> TO BE DONE: Collect every line that includes the string "text".

** start SUPPLIED INFORMATION **

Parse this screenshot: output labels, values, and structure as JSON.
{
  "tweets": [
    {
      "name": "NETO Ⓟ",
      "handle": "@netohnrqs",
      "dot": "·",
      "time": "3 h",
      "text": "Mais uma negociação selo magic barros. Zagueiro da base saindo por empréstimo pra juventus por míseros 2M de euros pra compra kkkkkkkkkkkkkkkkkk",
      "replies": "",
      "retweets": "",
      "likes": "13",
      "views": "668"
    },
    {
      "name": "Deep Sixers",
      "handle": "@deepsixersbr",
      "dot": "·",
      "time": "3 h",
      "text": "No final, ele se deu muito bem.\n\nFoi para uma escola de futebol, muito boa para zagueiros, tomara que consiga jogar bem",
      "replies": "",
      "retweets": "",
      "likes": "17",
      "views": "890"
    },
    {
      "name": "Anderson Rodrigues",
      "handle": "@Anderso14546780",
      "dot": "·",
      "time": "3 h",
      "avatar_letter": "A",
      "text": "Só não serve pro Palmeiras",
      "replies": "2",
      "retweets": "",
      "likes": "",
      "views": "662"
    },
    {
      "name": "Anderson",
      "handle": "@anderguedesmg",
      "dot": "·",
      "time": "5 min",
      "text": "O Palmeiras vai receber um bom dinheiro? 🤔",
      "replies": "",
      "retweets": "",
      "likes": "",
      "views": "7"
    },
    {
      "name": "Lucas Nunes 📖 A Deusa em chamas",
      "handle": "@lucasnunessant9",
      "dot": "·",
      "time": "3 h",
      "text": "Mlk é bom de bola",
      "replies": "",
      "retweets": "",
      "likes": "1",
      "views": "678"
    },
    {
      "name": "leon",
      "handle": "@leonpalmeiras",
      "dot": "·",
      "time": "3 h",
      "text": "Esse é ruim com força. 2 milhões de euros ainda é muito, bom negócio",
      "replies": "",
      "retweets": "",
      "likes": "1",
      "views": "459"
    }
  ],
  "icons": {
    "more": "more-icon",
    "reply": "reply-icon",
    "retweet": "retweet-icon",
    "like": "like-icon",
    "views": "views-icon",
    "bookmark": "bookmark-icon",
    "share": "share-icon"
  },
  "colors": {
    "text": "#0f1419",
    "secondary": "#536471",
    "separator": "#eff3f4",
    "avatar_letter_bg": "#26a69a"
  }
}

** end SUPPLIED INFORMATION **

> EXERCISE RESULT:
      "text": "Mais uma negociação selo magic barros. Zagueiro da base saindo por empréstimo pra juventus por míseros 2M de euros pra compra kkkkkkkkkkkkkkkkkk",
      "text": "No final, ele se deu muito bem.\n\nFoi para uma escola de futebol, muito boa para zagueiros, tomara que consiga jogar bem",
      "text": "Só não serve pro Palmeiras",
      "text": "O Palmeiras vai receber um bom dinheiro? 🤔",
      "text": "Mlk é bom de bola",
      "text": "Esse é ruim com força. 2 milhões de euros ainda é muito, bom negócio",
    "text": "#0f1419",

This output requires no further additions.